Entries taken from a collection:
☆ ☆ ☆ ☆ ☆

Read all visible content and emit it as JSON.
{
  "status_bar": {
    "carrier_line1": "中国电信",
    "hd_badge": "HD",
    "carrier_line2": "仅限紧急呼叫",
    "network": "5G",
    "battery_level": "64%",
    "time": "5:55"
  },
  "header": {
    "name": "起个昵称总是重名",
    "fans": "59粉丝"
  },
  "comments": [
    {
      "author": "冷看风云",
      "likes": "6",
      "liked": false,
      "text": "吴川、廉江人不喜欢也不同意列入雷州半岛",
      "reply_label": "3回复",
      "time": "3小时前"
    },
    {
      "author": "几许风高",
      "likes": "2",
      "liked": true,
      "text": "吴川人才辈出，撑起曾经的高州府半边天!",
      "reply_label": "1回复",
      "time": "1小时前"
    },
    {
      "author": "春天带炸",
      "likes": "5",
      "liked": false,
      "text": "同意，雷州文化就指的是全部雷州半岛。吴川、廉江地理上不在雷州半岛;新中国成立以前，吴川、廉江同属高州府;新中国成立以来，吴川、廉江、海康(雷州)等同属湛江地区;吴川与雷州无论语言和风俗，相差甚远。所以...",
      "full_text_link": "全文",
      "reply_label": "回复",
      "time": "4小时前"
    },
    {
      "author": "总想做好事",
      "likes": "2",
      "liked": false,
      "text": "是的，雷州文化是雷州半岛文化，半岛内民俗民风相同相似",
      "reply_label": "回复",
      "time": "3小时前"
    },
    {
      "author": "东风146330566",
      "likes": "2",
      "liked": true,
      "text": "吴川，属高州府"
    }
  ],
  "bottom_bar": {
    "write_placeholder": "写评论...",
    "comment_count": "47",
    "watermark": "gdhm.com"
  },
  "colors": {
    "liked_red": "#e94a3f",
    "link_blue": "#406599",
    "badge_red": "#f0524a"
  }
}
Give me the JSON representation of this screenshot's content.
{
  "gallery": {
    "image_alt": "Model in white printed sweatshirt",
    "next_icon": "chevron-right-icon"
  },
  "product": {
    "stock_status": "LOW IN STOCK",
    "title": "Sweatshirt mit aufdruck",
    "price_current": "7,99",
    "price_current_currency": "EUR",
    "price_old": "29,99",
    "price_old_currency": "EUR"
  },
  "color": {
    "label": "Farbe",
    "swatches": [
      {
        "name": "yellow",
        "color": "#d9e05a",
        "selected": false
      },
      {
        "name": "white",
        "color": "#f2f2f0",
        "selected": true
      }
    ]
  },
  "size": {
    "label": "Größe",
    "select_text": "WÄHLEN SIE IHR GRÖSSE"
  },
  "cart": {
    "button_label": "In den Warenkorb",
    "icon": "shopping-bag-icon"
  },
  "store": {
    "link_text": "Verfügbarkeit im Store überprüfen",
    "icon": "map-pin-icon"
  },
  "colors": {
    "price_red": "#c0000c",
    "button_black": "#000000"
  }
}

☆ ☆ ☆ ☆ ☆

▶ [Work to do]
Copy out every entry again, exactly as it was given.

▶ [Exercise response]
Read all visible content and emit it as JSON.
{
  "status_bar": {
    "carrier_line1": "中国电信",
    "hd_badge": "HD",
    "carrier_line2": "仅限紧急呼叫",
    "network": "5G",
    "battery_level": "64%",
    "time": "5:55"
  },
  "header": {
    "name": "起个昵称总是重名",
    "fans": "59粉丝"
  },
  "comments": [
    {
      "author": "冷看风云",
      "likes": "6",
      "liked": false,
      "text": "吴川、廉江人不喜欢也不同意列入雷州半岛",
      "reply_label": "3回复",
      "time": "3小时前"
    },
    {
      "author": "几许风高",
      "likes": "2",
      "liked": true,
      "text": "吴川人才辈出，撑起曾经的高州府半边天!",
      "reply_label": "1回复",
      "time": "1小时前"
    },
    {
      "author": "春天带炸",
      "likes": "5",
      "liked": false,
      "text": "同意，雷州文化就指的是全部雷州半岛。吴川、廉江地理上不在雷州半岛;新中国成立以前，吴川、廉江同属高州府;新中国成立以来，吴川、廉江、海康(雷州)等同属湛江地区;吴川与雷州无论语言和风俗，相差甚远。所以...",
      "full_text_link": "全文",
      "reply_label": "回复",
      "time": "4小时前"
    },
    {
      "author": "总想做好事",
      "likes": "2",
      "liked": false,
      "text": "是的，雷州文化是雷州半岛文化，半岛内民俗民风相同相似",
      "reply_label": "回复",
      "time": "3小时前"
    },
    {
      "author": "东风146330566",
      "likes": "2",
      "liked": true,
      "text": "吴川，属高州府"
    }
  ],
  "bottom_bar": {
    "write_placeholder": "写评论...",
    "comment_count": "47",
    "watermark": "gdhm.com"
  },
  "colors": {
    "liked_red": "#e94a3f",
    "link_blue": "#406599",
    "badge_red": "#f0524a"
  }
}
Give me the JSON representation of this screenshot's content.
{
  "gallery": {
    "image_alt": "Model in white printed sweatshirt",
    "next_icon": "chevron-right-icon"
  },
  "product": {
    "stock_status": "LOW IN STOCK",
    "title": "Sweatshirt mit aufdruck",
    "price_current": "7,99",
    "price_current_currency": "EUR",
    "price_old": "29,99",
    "price_old_currency": "EUR"
  },
  "color": {
    "label": "Farbe",
    "swatches": [
      {
        "name": "yellow",
        "color": "#d9e05a",
        "selected": false
      },
      {
        "name": "white",
        "color": "#f2f2f0",
        "selected": true
      }
    ]
  },
  "size": {
    "label": "Größe",
    "select_text": "WÄHLEN SIE IHR GRÖSSE"
  },
  "cart": {
    "button_label": "In den Warenkorb",
    "icon": "shopping-bag-icon"
  },
  "store": {
    "link_text": "Verfügbarkeit im Store überprüfen",
    "icon": "map-pin-icon"
  },
  "colors": {
    "price_red": "#c0000c",
    "button_black": "#000000"
  }
}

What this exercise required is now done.